Provided data:
(begin)

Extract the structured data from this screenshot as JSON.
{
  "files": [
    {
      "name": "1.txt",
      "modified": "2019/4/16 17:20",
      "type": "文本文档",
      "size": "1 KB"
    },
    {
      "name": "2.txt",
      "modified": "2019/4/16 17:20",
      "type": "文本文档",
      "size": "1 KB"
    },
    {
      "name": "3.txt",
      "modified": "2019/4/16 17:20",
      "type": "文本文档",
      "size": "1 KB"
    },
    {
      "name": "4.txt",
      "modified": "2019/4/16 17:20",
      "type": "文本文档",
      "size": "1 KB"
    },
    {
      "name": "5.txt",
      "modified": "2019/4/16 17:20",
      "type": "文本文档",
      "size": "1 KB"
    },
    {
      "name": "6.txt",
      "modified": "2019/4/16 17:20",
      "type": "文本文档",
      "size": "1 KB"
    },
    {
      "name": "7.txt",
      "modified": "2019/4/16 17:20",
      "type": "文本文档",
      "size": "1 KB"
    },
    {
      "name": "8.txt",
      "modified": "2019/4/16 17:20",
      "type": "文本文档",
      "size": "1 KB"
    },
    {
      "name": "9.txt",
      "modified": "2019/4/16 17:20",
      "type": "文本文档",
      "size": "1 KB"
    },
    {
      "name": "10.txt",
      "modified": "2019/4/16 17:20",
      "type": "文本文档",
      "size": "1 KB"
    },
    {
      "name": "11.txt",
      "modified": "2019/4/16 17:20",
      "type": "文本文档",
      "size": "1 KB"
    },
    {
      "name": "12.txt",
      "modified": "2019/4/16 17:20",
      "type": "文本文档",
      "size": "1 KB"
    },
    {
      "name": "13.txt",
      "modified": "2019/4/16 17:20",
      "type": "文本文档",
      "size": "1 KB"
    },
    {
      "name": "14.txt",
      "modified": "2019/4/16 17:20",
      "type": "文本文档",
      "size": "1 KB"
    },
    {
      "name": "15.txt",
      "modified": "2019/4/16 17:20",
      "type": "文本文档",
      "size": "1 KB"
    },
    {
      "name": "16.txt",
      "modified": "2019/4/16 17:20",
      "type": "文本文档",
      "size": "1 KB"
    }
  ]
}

(end)

What to produce: Reproduce the whole listing word for word.

Solution to this task:
Extract the structured data from this screenshot as JSON.
{
  "files": [
    {
      "name": "1.txt",
      "modified": "2019/4/16 17:20",
      "type": "文本文档",
      "size": "1 KB"
    },
    {
      "name": "2.txt",
      "modified": "2019/4/16 17:20",
      "type": "文本文档",
      "size": "1 KB"
    },
    {
      "name": "3.txt",
      "modified": "2019/4/16 17:20",
      "type": "文本文档",
      "size": "1 KB"
    },
    {
      "name": "4.txt",
      "modified": "2019/4/16 17:20",
      "type": "文本文档",
      "size": "1 KB"
    },
    {
      "name": "5.txt",
      "modified": "2019/4/16 17:20",
      "type": "文本文档",
      "size": "1 KB"
    },
    {
      "name": "6.txt",
      "modified": "2019/4/16 17:20",
      "type": "文本文档",
      "size": "1 KB"
    },
    {
      "name": "7.txt",
      "modified": "2019/4/16 17:20",
      "type": "文本文档",
      "size": "1 KB"
    },
    {
      "name": "8.txt",
      "modified": "2019/4/16 17:20",
      "type": "文本文档",
      "size": "1 KB"
    },
    {
      "name": "9.txt",
      "modified": "2019/4/16 17:20",
      "type": "文本文档",
      "size": "1 KB"
    },
    {
      "name": "10.txt",
      "modified": "2019/4/16 17:20",
      "type": "文本文档",
      "size": "1 KB"
    },
    {
      "name": "11.txt",
      "modified": "2019/4/16 17:20",
      "type": "文本文档",
      "size": "1 KB"
    },
    {
      "name": "12.txt",
      "modified": "2019/4/16 17:20",
      "type": "文本文档",
      "size": "1 KB"
    },
    {
      "name": "13.txt",
      "modified": "2019/4/16 17:20",
      "type": "文本文档",
      "size": "1 KB"
    },
    {
      "name": "14.txt",
      "modified": "2019/4/16 17:20",
      "type": "文本文档",
      "size": "1 KB"
    },
    {
      "name": "15.txt",
      "modified": "2019/4/16 17:20",
      "type": "文本文档",
      "size": "1 KB"
    },
    {
      "name": "16.txt",
      "modified": "2019/4/16 17:20",
      "type": "文本文档",
      "size": "1 KB"
    }
  ]
}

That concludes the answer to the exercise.